Information shown:
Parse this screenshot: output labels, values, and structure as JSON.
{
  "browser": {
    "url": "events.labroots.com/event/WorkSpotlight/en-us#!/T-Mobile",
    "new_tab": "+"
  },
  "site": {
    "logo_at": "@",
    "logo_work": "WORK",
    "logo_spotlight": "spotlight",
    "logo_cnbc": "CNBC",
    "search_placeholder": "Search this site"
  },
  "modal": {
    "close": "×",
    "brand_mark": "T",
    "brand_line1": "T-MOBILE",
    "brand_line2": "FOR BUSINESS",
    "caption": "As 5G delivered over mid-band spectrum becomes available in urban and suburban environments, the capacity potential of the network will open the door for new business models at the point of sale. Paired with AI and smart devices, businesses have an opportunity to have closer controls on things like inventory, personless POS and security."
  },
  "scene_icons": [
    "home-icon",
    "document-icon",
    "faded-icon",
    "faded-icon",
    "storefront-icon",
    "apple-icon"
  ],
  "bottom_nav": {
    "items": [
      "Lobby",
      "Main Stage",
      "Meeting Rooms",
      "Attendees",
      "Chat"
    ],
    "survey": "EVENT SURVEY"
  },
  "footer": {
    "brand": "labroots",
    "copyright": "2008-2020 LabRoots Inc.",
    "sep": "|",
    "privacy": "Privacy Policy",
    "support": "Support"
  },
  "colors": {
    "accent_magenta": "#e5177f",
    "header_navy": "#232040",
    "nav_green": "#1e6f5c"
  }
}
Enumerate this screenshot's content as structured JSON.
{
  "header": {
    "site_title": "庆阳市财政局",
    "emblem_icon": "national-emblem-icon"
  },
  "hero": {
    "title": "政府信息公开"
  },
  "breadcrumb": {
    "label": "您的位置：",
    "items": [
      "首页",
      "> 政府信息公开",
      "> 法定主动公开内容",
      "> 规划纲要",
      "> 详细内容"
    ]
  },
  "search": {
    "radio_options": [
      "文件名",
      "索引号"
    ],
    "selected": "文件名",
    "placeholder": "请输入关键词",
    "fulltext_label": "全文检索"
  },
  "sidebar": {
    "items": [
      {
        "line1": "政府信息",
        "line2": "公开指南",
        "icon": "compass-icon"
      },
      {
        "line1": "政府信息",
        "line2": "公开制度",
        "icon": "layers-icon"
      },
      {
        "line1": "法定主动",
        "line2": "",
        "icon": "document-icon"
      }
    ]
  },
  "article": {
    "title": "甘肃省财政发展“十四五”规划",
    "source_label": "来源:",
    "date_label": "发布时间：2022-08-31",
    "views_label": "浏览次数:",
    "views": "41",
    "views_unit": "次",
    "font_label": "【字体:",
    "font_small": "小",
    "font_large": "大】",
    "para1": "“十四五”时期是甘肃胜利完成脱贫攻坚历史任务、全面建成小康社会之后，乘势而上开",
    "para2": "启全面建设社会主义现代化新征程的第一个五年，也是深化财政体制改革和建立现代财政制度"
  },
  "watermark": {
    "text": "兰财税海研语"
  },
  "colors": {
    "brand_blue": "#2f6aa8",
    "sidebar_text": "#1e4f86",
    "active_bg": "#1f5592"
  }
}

Required task:
Return every line holding the word "screenshot" from the records.

Answer to this problem:
Parse this screenshot: output labels, values, and structure as JSON.
Enumerate this screenshot's content as structured JSON.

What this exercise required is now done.